From the entries below, extract every line that includes the word "liên".

Stored data entries -
########

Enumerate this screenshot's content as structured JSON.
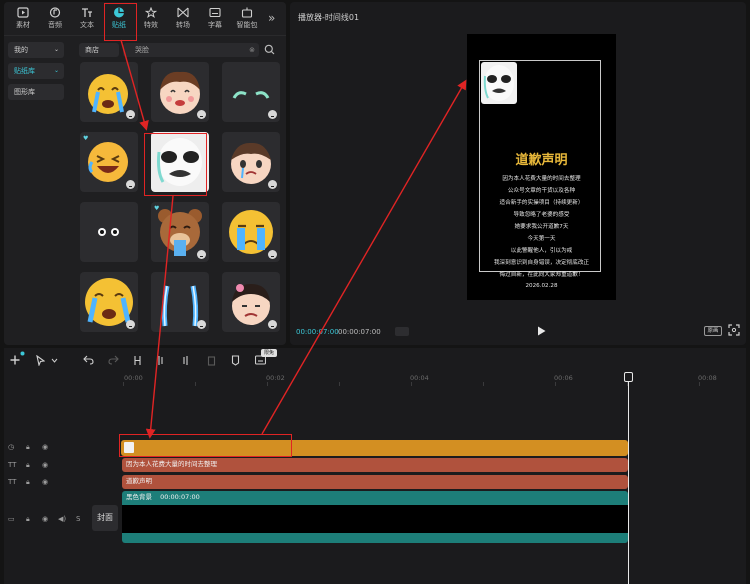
{
  "toolbar": {
    "items": [
      {
        "label": "素材",
        "icon": "media-icon"
      },
      {
        "label": "音频",
        "icon": "audio-icon"
      },
      {
        "label": "文本",
        "icon": "text-icon"
      },
      {
        "label": "贴纸",
        "icon": "sticker-icon"
      },
      {
        "label": "特效",
        "icon": "effects-icon"
      },
      {
        "label": "转场",
        "icon": "transition-icon"
      },
      {
        "label": "字幕",
        "icon": "subtitle-icon"
      },
      {
        "label": "智能包",
        "icon": "smart-package-icon"
      }
    ],
    "more": "»"
  },
  "sidebar": {
    "items": [
      {
        "label": "我的"
      },
      {
        "label": "贴纸库"
      },
      {
        "label": "图形库"
      }
    ]
  },
  "search": {
    "store_label": "商店",
    "query": "哭脸",
    "clear": "⊗"
  },
  "stickers": [
    {
      "name": "crying-yellow-emoji"
    },
    {
      "name": "crying-girl-emoji"
    },
    {
      "name": "teal-tears-sticker"
    },
    {
      "name": "laughing-crying-emoji"
    },
    {
      "name": "panda-meme-sticker"
    },
    {
      "name": "sad-boy-emoji"
    },
    {
      "name": "black-eyes-sticker"
    },
    {
      "name": "crying-bear-sticker"
    },
    {
      "name": "sobbing-yellow-emoji"
    },
    {
      "name": "wailing-yellow-emoji"
    },
    {
      "name": "tear-streams-sticker"
    },
    {
      "name": "crying-doll-sticker"
    }
  ],
  "player": {
    "title": "播放器-时间线01",
    "canvas_title": "道歉声明",
    "lines": [
      "因为本人花费大量的时间去整理",
      "公众号文章的干货以及各种",
      "适合新手的实操项目（持续更新）",
      "导致忽略了老婆的感受",
      "她要求我公开道歉7天",
      "今天第一天",
      "以此警醒他人，引以为戒",
      "我深刻意识到自身错误，决定彻底改正",
      "悔过自新，在此向大家郑重道歉！"
    ],
    "date": "2026.02.28",
    "timecode_current": "00:00:07:00",
    "timecode_total": "00:00:07:00",
    "ratio_label": "原画"
  },
  "timeline": {
    "new_badge": "限免",
    "ruler": [
      "00:00",
      "00:02",
      "00:04",
      "00:06",
      "00:08"
    ],
    "cover_label": "封面",
    "clips": {
      "text1": "因为本人花费大量的时间去整理",
      "text2": "道歉声明",
      "video_name": "黑色背景",
      "video_duration": "00:00:07:00"
    }
  },
  "colors": {
    "accent": "#3cc8d8",
    "sticker_clip": "#d38f22",
    "text_clip": "#b0523d",
    "video_clip": "#1d7e79",
    "annotation": "#e02424",
    "title_gold": "#e8b83a"
  }
}
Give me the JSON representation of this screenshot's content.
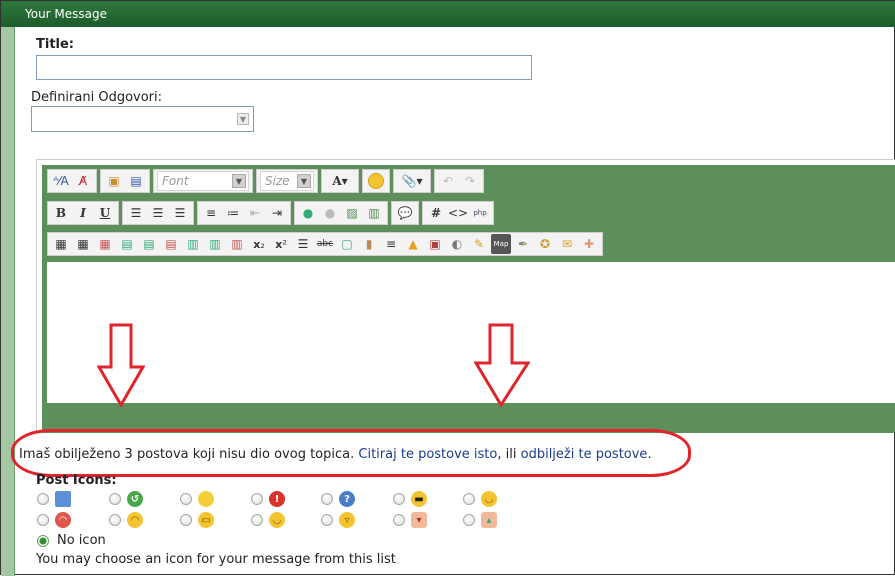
{
  "header": {
    "title": "Your Message"
  },
  "form": {
    "title_label": "Title:",
    "title_value": "",
    "predefined_label": "Definirani Odgovori:",
    "predefined_value": ""
  },
  "toolbar": {
    "font_placeholder": "Font",
    "size_placeholder": "Size"
  },
  "notice": {
    "prefix": "Imaš obilježeno 3 postova koji nisu dio ovog topica.",
    "link_quote": "Citiraj te postove isto",
    "middle": ", ili",
    "link_unmark": "odbilježi te postove",
    "suffix": "."
  },
  "post_icons": {
    "label": "Post Icons:",
    "row1": [
      "document",
      "green-arrow",
      "lightbulb",
      "exclamation",
      "question",
      "cool",
      "smile"
    ],
    "row2": [
      "angry",
      "frown",
      "grin",
      "happy",
      "laugh",
      "thumbs-down",
      "thumbs-up"
    ],
    "no_icon_label": "No icon",
    "hint": "You may choose an icon for your message from this list"
  }
}
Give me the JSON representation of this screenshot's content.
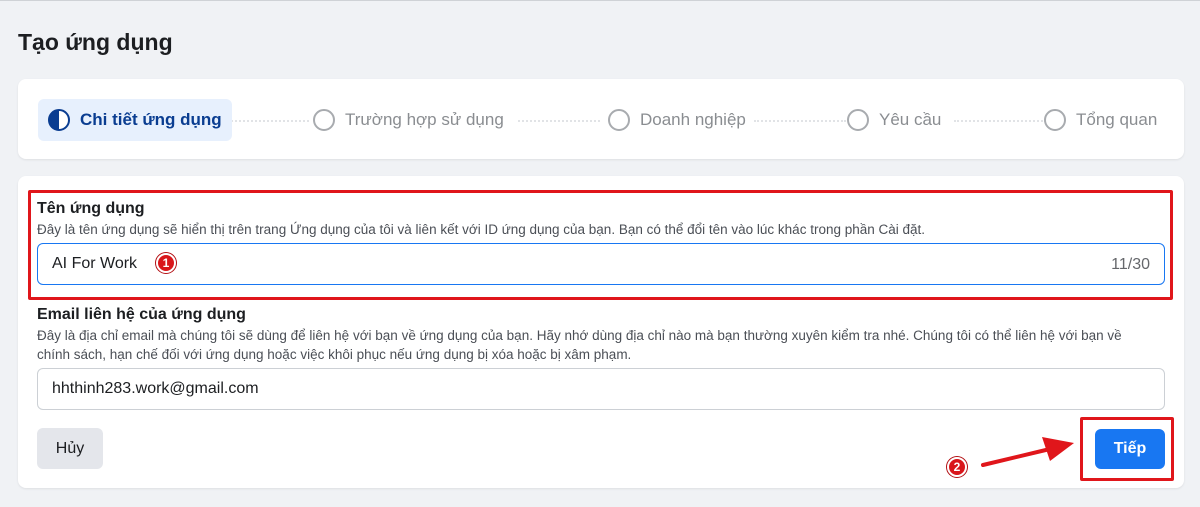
{
  "page": {
    "title": "Tạo ứng dụng"
  },
  "stepper": {
    "steps": [
      {
        "label": "Chi tiết ứng dụng",
        "state": "active"
      },
      {
        "label": "Trường hợp sử dụng",
        "state": "pending"
      },
      {
        "label": "Doanh nghiệp",
        "state": "pending"
      },
      {
        "label": "Yêu cầu",
        "state": "pending"
      },
      {
        "label": "Tổng quan",
        "state": "pending"
      }
    ]
  },
  "form": {
    "app_name": {
      "label": "Tên ứng dụng",
      "description": "Đây là tên ứng dụng sẽ hiển thị trên trang Ứng dụng của tôi và liên kết với ID ứng dụng của bạn. Bạn có thể đổi tên vào lúc khác trong phần Cài đặt.",
      "value": "AI For Work",
      "counter": "11/30"
    },
    "email": {
      "label": "Email liên hệ của ứng dụng",
      "description": "Đây là địa chỉ email mà chúng tôi sẽ dùng để liên hệ với bạn về ứng dụng của bạn. Hãy nhớ dùng địa chỉ nào mà bạn thường xuyên kiểm tra nhé. Chúng tôi có thể liên hệ với bạn về chính sách, hạn chế đối với ứng dụng hoặc việc khôi phục nếu ứng dụng bị xóa hoặc bị xâm phạm.",
      "value": "hhthinh283.work@gmail.com"
    },
    "cancel_label": "Hủy",
    "next_label": "Tiếp"
  },
  "annotations": {
    "badge_1": "1",
    "badge_2": "2",
    "highlight_color": "#e0161b"
  },
  "colors": {
    "primary": "#1877f2",
    "active_step_bg": "#e7f0fd",
    "active_step_text": "#0a3d91"
  }
}
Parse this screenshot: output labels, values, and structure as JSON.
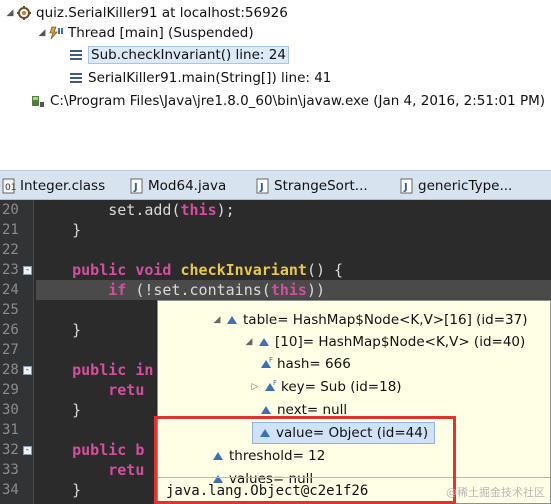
{
  "debug": {
    "target_label": "quiz.SerialKiller91 at localhost:56926",
    "thread_label": "Thread [main] (Suspended)",
    "frames": [
      {
        "label": "Sub.checkInvariant() line: 24"
      },
      {
        "label": "SerialKiller91.main(String[]) line: 41"
      }
    ],
    "process_label": "C:\\Program Files\\Java\\jre1.8.0_60\\bin\\javaw.exe (Jan 4, 2016, 2:51:01 PM)"
  },
  "tabs": [
    {
      "label": "Integer.class",
      "icon": "class-file-icon"
    },
    {
      "label": "Mod64.java",
      "icon": "java-file-icon"
    },
    {
      "label": "StrangeSort...",
      "icon": "java-file-icon"
    },
    {
      "label": "genericType...",
      "icon": "java-file-icon"
    }
  ],
  "editor": {
    "current_line": "24",
    "lines": [
      {
        "n": "20",
        "tokens": [
          {
            "t": "        ",
            "c": "id"
          },
          {
            "t": "set",
            "c": "id"
          },
          {
            "t": ".",
            "c": "id"
          },
          {
            "t": "add",
            "c": "id"
          },
          {
            "t": "(",
            "c": "id"
          },
          {
            "t": "this",
            "c": "kw"
          },
          {
            "t": ");",
            "c": "id"
          }
        ]
      },
      {
        "n": "21",
        "tokens": [
          {
            "t": "    }",
            "c": "id"
          }
        ]
      },
      {
        "n": "22",
        "tokens": []
      },
      {
        "n": "23",
        "fold": "-",
        "tokens": [
          {
            "t": "    ",
            "c": "id"
          },
          {
            "t": "public",
            "c": "kw"
          },
          {
            "t": " ",
            "c": "id"
          },
          {
            "t": "void",
            "c": "kw"
          },
          {
            "t": " ",
            "c": "id"
          },
          {
            "t": "checkInvariant",
            "c": "fn"
          },
          {
            "t": "() {",
            "c": "id"
          }
        ]
      },
      {
        "n": "24",
        "tokens": [
          {
            "t": "        ",
            "c": "id"
          },
          {
            "t": "if",
            "c": "kw"
          },
          {
            "t": " (!",
            "c": "id"
          },
          {
            "t": "set",
            "c": "id"
          },
          {
            "t": ".",
            "c": "id"
          },
          {
            "t": "contains",
            "c": "id"
          },
          {
            "t": "(",
            "c": "id"
          },
          {
            "t": "this",
            "c": "kw"
          },
          {
            "t": "))",
            "c": "id"
          }
        ]
      },
      {
        "n": "25",
        "tokens": []
      },
      {
        "n": "26",
        "tokens": [
          {
            "t": "    }",
            "c": "id"
          }
        ]
      },
      {
        "n": "27",
        "tokens": []
      },
      {
        "n": "28",
        "fold": "-",
        "tokens": [
          {
            "t": "    ",
            "c": "id"
          },
          {
            "t": "public",
            "c": "kw"
          },
          {
            "t": " ",
            "c": "id"
          },
          {
            "t": "in",
            "c": "kw"
          }
        ]
      },
      {
        "n": "29",
        "tokens": [
          {
            "t": "        ",
            "c": "id"
          },
          {
            "t": "retu",
            "c": "kw"
          }
        ]
      },
      {
        "n": "30",
        "tokens": [
          {
            "t": "    }",
            "c": "id"
          }
        ]
      },
      {
        "n": "31",
        "tokens": []
      },
      {
        "n": "32",
        "fold": "-",
        "tokens": [
          {
            "t": "    ",
            "c": "id"
          },
          {
            "t": "public",
            "c": "kw"
          },
          {
            "t": " ",
            "c": "id"
          },
          {
            "t": "b",
            "c": "kw"
          }
        ]
      },
      {
        "n": "33",
        "tokens": [
          {
            "t": "        ",
            "c": "id"
          },
          {
            "t": "retu",
            "c": "kw"
          }
        ]
      },
      {
        "n": "34",
        "tokens": [
          {
            "t": "    }",
            "c": "id"
          }
        ]
      }
    ]
  },
  "popup": {
    "rows": [
      {
        "label": "table= HashMap$Node<K,V>[16]  (id=37)",
        "twisty": "down",
        "icon": "field-icon",
        "final": false
      },
      {
        "label": "[10]= HashMap$Node<K,V>  (id=40)",
        "twisty": "down",
        "icon": "field-icon",
        "final": false
      },
      {
        "label": "hash= 666",
        "twisty": "",
        "icon": "final-field-icon",
        "final": true
      },
      {
        "label": "key= Sub  (id=18)",
        "twisty": "right",
        "icon": "final-field-icon",
        "final": true
      },
      {
        "label": "next= null",
        "twisty": "",
        "icon": "field-icon",
        "final": false
      },
      {
        "label": "value= Object  (id=44)",
        "twisty": "",
        "icon": "field-icon",
        "final": false,
        "selected": true
      },
      {
        "label": "threshold= 12",
        "twisty": "",
        "icon": "field-icon",
        "final": false
      },
      {
        "label": "values= null",
        "twisty": "",
        "icon": "field-icon",
        "final": false
      }
    ],
    "detail_text": "java.lang.Object@c2e1f26"
  },
  "watermark": "@稀土掘金技术社区",
  "colors": {
    "editor_bg": "#2b2b2b",
    "keyword": "#d34f9e",
    "method": "#e9c94d",
    "popup_bg": "#ffffe6",
    "annotation_red": "#e0332f",
    "selection": "#cfe2f7"
  }
}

########

Solution to the exercise -
      "description": "Đây là tên ứng dụng sẽ hiển thị trên trang Ứng dụng của tôi và liên kết với ID ứng dụng của bạn. Bạn có thể đổi tên vào lúc khác trong phần Cài đặt.",
      "label": "Email liên hệ của ứng dụng",
      "description": "Đây là địa chỉ email mà chúng tôi sẽ dùng để liên hệ với bạn về ứng dụng của bạn. Hãy nhớ dùng địa chỉ nào mà bạn thường xuyên kiểm tra nhé. Chúng tôi có thể liên hệ với bạn về chính sách, hạn chế đối với ứng dụng hoặc việc khôi phục nếu ứng dụng bị xóa hoặc bị xâm phạm.",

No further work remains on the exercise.